Can you lay out everything from the start of the items down to the line containing "intro-line-1: In der", that line included, as a numbered list with blank lines dropped?

┌─ Data in this exercise

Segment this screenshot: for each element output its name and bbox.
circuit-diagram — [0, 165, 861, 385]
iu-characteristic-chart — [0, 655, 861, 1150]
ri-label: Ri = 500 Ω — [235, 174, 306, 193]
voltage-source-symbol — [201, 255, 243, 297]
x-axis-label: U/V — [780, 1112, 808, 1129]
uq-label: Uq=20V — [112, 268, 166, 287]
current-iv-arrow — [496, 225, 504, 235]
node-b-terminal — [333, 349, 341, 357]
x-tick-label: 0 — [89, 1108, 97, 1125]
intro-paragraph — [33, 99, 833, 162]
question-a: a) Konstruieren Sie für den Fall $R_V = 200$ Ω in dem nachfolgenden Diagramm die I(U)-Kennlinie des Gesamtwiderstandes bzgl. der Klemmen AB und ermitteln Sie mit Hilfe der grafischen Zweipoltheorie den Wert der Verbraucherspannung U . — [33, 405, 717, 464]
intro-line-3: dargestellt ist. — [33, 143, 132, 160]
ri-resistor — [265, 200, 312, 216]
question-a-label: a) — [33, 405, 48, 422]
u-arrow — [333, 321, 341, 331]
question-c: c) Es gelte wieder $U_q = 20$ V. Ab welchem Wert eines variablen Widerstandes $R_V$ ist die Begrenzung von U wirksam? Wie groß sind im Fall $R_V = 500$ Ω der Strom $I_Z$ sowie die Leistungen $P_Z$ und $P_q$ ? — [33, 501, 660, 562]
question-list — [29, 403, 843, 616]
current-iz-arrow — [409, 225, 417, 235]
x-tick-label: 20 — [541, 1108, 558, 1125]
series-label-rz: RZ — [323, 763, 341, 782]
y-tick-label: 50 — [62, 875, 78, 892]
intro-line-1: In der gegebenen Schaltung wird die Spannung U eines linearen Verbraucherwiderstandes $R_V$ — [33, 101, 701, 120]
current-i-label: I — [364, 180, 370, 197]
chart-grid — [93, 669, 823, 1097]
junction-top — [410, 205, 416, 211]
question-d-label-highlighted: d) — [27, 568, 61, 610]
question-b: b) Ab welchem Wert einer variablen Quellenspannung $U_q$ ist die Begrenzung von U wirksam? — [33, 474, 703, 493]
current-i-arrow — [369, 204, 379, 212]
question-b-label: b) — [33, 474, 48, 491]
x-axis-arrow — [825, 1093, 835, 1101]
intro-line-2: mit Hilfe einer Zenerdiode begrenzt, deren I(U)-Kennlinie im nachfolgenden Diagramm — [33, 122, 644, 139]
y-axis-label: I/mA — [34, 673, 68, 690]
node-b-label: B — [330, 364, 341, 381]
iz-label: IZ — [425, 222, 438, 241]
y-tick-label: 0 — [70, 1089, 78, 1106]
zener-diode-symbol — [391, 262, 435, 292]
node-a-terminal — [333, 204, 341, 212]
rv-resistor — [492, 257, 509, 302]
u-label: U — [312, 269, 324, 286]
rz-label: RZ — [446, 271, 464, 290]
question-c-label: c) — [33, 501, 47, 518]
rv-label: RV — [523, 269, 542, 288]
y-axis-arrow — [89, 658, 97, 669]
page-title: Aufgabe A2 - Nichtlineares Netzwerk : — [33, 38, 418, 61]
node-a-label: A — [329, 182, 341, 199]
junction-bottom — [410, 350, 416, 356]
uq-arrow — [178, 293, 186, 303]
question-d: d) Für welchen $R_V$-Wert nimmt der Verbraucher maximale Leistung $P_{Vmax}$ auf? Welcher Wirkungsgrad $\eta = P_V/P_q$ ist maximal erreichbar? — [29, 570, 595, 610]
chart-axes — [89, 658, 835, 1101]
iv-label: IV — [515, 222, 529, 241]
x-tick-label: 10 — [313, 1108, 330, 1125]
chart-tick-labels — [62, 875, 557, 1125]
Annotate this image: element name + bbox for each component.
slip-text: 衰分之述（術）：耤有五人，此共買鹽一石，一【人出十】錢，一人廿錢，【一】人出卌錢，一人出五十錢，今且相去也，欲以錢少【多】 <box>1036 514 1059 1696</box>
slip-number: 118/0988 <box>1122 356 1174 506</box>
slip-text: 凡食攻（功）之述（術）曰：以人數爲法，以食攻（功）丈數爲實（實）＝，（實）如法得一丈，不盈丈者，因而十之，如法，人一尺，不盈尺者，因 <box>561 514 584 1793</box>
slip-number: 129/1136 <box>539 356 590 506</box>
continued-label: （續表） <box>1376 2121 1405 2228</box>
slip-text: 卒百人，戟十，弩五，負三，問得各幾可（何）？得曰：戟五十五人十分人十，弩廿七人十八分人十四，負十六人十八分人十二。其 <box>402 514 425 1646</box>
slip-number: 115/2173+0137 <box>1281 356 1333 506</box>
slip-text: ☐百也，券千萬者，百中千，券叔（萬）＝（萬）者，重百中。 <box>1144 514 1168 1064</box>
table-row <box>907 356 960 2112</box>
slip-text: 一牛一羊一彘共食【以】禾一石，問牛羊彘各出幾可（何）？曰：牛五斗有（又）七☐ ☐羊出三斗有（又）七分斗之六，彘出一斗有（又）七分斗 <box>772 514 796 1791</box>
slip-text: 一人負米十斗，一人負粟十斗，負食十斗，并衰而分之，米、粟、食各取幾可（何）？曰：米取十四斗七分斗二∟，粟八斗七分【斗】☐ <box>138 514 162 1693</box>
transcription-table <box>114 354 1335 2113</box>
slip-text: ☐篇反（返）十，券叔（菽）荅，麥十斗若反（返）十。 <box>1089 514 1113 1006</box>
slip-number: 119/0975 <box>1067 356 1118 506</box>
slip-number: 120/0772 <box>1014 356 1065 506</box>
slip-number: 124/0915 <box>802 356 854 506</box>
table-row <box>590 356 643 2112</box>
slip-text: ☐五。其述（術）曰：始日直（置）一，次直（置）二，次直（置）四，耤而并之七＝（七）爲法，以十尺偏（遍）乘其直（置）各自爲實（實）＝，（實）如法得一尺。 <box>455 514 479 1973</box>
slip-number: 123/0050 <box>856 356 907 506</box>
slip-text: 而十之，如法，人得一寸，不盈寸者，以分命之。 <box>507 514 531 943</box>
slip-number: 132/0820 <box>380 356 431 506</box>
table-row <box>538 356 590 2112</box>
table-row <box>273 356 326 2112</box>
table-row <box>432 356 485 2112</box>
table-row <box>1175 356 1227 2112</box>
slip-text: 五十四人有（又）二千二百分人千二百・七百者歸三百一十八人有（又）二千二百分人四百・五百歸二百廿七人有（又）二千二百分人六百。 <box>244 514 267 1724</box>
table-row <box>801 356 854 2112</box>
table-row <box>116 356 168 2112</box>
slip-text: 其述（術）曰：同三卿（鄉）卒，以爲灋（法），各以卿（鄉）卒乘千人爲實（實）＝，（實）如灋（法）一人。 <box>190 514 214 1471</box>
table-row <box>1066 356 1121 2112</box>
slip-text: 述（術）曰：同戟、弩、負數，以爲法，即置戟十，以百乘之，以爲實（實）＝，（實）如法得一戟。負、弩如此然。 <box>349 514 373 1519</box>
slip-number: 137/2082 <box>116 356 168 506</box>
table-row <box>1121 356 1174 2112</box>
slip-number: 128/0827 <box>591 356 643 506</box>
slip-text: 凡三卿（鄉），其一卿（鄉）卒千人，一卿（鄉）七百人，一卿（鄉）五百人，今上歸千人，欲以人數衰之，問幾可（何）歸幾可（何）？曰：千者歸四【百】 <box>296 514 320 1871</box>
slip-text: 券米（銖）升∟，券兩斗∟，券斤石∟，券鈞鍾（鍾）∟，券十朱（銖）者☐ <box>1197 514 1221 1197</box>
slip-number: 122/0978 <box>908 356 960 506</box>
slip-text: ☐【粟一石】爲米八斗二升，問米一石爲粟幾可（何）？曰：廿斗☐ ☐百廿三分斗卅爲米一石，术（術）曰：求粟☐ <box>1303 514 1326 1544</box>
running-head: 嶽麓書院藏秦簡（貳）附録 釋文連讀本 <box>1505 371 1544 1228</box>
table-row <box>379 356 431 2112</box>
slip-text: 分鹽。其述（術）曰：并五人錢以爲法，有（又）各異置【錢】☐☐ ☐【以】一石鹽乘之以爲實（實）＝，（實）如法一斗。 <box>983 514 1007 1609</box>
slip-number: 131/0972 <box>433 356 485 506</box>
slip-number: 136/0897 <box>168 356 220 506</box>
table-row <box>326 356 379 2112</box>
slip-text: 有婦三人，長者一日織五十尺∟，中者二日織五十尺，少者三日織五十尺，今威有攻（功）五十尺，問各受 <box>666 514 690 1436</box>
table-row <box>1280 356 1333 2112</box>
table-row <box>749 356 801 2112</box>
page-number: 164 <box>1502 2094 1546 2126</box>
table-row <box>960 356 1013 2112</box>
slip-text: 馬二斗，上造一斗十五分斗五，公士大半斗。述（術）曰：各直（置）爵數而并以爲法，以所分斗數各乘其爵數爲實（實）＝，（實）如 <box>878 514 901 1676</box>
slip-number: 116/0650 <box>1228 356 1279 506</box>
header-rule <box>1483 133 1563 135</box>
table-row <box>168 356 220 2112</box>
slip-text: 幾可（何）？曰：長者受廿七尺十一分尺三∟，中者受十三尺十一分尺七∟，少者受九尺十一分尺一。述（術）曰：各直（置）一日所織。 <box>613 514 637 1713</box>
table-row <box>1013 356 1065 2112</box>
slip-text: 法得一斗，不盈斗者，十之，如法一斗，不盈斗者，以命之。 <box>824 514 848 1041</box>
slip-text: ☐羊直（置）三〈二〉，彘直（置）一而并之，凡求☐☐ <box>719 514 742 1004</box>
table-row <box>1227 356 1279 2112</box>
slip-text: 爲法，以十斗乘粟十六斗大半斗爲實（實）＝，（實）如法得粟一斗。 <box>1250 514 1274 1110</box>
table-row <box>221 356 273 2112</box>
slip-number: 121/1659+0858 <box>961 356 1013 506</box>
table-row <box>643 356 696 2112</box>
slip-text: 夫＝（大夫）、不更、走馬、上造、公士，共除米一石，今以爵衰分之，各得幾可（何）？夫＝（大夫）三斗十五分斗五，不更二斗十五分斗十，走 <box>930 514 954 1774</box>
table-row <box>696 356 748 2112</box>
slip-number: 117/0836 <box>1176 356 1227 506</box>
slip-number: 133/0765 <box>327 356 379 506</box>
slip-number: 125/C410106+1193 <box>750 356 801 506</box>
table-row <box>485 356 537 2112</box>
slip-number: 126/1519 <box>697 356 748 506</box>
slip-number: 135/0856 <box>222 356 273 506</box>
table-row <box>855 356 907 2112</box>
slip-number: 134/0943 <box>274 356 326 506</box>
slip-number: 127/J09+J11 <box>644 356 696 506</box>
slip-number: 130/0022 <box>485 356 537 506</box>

└─

→ **Task result**
1. Segment this screenshot: for each element output its name and bbox.
2. circuit-diagram — [0, 165, 861, 385]
3. iu-characteristic-chart — [0, 655, 861, 1150]
4. ri-label: Ri = 500 Ω — [235, 174, 306, 193]
5. voltage-source-symbol — [201, 255, 243, 297]
6. x-axis-label: U/V — [780, 1112, 808, 1129]
7. uq-label: Uq=20V — [112, 268, 166, 287]
8. current-iv-arrow — [496, 225, 504, 235]
9. node-b-terminal — [333, 349, 341, 357]
10. x-tick-label: 0 — [89, 1108, 97, 1125]
11. intro-paragraph — [33, 99, 833, 162]
12. question-a: a) Konstruieren Sie für den Fall $R_V = 200$ Ω in dem nachfolgenden Diagramm die I(U)-Kennlinie des Gesamtwiderstandes bzgl. der Klemmen AB und ermitteln Sie mit Hilfe der grafischen Zweipoltheorie den Wert der Verbraucherspannung U . — [33, 405, 717, 464]
13. intro-line-3: dargestellt ist. — [33, 143, 132, 160]
14. ri-resistor — [265, 200, 312, 216]
15. question-a-label: a) — [33, 405, 48, 422]
16. u-arrow — [333, 321, 341, 331]
17. question-c: c) Es gelte wieder $U_q = 20$ V. Ab welchem Wert eines variablen Widerstandes $R_V$ ist die Begrenzung von U wirksam? Wie groß sind im Fall $R_V = 500$ Ω der Strom $I_Z$ sowie die Leistungen $P_Z$ und $P_q$ ? — [33, 501, 660, 562]
18. question-list — [29, 403, 843, 616]
19. current-iz-arrow — [409, 225, 417, 235]
20. x-tick-label: 20 — [541, 1108, 558, 1125]
21. series-label-rz: RZ — [323, 763, 341, 782]
22. y-tick-label: 50 — [62, 875, 78, 892]
23. intro-line-1: In der gegebenen Schaltung wird die Spannung U eines linearen Verbraucherwiderstandes $R_V$ — [33, 101, 701, 120]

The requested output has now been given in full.